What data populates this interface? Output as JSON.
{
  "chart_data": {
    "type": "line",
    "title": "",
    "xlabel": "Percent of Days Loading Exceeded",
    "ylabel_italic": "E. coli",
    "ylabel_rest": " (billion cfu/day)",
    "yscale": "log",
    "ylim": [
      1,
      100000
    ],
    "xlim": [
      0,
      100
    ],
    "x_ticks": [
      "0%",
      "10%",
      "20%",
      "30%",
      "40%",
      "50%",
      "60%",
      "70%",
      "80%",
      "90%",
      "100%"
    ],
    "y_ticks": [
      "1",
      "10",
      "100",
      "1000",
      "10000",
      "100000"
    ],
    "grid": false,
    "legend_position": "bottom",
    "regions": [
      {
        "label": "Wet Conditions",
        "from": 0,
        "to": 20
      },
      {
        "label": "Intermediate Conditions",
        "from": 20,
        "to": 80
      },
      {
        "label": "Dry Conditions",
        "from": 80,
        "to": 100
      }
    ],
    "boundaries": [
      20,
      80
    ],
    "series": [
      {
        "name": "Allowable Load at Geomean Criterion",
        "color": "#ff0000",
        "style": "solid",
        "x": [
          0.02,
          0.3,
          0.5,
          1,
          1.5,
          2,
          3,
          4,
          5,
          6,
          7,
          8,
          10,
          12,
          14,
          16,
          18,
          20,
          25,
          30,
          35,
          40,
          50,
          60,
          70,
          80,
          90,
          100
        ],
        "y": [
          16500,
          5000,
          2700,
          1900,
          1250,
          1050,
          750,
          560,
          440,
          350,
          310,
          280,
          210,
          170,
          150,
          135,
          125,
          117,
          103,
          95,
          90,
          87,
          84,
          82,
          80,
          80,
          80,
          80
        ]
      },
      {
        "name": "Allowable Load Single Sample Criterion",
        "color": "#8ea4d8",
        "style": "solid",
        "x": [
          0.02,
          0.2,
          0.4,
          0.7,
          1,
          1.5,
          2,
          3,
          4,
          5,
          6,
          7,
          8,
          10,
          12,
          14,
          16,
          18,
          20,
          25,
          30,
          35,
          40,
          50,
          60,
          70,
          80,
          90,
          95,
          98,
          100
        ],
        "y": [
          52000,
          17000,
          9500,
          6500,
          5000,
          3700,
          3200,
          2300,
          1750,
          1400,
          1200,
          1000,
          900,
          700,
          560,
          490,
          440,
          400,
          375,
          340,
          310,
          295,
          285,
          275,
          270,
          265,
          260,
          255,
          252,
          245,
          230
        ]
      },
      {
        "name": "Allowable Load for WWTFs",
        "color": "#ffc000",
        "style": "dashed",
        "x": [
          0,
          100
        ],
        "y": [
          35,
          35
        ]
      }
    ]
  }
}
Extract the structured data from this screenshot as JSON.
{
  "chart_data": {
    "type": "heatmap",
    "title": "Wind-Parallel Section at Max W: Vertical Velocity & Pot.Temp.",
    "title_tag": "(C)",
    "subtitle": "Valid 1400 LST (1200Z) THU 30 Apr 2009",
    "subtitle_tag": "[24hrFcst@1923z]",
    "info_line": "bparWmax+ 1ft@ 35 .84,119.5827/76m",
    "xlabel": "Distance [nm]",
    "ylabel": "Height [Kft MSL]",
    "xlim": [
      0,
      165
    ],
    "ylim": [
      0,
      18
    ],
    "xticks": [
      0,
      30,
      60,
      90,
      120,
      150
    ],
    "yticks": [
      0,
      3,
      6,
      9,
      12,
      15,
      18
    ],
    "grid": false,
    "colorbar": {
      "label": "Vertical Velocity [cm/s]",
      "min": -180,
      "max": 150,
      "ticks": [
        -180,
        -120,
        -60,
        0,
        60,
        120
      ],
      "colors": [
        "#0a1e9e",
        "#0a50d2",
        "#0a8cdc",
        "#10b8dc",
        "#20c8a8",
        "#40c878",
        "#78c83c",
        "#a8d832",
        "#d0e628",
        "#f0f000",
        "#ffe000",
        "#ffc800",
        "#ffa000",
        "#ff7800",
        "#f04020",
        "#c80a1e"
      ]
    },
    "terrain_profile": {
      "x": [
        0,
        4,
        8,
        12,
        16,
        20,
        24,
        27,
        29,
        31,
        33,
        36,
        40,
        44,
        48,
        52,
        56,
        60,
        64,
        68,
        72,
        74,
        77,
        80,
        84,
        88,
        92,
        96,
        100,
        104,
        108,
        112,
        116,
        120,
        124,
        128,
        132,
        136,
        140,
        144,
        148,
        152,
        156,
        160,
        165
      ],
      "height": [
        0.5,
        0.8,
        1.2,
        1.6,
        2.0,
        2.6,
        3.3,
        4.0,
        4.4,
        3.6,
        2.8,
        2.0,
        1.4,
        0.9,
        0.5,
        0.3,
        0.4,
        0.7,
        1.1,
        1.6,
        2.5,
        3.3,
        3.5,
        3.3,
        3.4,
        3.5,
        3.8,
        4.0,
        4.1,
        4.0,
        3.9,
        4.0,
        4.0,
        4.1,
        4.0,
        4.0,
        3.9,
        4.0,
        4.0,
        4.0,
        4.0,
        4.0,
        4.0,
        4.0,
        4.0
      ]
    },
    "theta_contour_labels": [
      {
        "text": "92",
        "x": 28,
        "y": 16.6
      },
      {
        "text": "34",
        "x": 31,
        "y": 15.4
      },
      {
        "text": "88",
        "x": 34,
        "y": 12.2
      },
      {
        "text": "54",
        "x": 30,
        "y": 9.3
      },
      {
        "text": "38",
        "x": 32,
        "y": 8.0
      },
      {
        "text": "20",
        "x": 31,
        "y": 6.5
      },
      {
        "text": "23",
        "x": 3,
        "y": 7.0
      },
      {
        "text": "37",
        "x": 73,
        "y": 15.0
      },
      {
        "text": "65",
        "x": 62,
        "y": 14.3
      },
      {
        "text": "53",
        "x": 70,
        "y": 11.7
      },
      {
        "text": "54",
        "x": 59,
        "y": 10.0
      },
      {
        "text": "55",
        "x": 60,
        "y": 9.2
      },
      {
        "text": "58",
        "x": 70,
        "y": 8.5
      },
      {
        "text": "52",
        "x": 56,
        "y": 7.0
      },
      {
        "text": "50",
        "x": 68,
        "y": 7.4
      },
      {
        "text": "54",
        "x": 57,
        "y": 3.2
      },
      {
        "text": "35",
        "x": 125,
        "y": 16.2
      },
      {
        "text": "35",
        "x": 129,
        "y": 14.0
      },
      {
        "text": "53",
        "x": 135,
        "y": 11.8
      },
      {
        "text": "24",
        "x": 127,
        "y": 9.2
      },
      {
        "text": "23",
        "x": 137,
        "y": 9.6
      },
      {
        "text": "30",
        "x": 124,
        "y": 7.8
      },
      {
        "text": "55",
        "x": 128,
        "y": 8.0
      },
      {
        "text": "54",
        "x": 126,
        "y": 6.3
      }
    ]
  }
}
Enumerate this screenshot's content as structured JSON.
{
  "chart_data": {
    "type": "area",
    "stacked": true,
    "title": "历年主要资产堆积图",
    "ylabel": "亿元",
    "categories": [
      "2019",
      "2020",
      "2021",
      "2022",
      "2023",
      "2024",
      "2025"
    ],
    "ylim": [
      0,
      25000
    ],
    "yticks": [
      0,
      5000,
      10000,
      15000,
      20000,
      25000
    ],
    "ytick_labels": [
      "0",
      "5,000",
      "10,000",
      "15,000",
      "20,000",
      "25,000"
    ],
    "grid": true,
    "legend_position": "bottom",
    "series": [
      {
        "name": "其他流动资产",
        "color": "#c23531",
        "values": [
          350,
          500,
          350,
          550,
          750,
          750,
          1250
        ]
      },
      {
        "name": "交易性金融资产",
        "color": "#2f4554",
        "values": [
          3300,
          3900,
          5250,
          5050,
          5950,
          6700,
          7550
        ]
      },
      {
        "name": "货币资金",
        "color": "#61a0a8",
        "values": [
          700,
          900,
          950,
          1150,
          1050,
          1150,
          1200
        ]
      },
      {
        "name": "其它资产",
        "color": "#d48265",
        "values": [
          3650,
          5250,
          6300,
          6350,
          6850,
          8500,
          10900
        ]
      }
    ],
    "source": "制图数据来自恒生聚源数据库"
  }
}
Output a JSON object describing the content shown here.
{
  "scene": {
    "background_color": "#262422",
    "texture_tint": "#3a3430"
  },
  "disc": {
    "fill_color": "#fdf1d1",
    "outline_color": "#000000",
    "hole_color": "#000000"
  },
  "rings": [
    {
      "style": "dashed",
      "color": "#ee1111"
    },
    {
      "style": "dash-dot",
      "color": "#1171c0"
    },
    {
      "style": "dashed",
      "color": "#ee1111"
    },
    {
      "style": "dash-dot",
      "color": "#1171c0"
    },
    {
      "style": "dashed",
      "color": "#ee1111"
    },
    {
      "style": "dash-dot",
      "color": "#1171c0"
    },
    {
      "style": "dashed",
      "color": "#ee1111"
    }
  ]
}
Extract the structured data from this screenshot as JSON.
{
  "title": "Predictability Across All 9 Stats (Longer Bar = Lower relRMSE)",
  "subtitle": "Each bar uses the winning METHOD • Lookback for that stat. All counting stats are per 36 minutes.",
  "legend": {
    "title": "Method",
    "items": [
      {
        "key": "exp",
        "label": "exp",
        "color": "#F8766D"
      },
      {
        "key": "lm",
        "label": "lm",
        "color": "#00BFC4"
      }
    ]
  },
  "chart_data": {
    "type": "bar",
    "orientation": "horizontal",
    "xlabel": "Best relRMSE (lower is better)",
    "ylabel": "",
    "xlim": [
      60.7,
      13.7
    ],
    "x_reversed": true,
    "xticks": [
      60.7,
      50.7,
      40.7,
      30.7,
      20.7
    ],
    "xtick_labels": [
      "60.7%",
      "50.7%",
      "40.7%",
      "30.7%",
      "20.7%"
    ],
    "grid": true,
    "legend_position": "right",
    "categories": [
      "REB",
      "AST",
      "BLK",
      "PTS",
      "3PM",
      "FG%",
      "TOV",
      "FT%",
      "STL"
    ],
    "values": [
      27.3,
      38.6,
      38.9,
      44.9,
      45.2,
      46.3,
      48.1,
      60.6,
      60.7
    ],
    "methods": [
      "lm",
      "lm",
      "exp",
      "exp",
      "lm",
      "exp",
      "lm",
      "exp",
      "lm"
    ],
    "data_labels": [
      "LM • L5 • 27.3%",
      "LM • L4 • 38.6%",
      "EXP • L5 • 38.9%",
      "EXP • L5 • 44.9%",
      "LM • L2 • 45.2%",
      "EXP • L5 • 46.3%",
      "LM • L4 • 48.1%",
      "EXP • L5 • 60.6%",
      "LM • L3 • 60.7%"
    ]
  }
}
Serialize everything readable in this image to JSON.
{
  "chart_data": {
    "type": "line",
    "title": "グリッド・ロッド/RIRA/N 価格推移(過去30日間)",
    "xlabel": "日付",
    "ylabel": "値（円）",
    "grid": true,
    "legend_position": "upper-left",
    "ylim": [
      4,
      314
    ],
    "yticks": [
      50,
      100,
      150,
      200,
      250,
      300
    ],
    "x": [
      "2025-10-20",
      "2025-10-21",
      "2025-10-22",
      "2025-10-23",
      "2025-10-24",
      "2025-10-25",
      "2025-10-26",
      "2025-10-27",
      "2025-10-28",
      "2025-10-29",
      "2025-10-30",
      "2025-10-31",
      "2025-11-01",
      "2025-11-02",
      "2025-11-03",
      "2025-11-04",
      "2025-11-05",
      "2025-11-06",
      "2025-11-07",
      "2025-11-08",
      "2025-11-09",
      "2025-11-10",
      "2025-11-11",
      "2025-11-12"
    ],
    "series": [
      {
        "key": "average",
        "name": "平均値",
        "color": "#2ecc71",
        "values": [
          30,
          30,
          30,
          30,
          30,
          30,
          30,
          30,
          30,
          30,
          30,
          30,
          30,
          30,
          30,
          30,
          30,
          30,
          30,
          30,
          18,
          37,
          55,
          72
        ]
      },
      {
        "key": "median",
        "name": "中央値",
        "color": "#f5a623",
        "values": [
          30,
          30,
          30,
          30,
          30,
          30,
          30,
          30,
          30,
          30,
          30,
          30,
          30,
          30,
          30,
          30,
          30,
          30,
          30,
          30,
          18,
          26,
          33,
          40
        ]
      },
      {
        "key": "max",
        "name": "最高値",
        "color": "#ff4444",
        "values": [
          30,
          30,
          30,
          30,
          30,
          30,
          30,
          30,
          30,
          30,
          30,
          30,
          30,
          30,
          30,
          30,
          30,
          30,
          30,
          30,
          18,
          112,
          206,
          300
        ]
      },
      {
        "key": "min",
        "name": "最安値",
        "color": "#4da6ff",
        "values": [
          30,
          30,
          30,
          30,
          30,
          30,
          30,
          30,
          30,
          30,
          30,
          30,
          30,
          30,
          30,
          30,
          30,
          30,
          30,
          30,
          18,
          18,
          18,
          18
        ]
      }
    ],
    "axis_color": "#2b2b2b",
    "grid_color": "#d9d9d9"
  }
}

============================================================

_Exercise description:_ Select the lines from the entries that include the word "Output".

_Written answer:_
What data populates this interface? Output as JSON.
Output a JSON object describing the content shown here.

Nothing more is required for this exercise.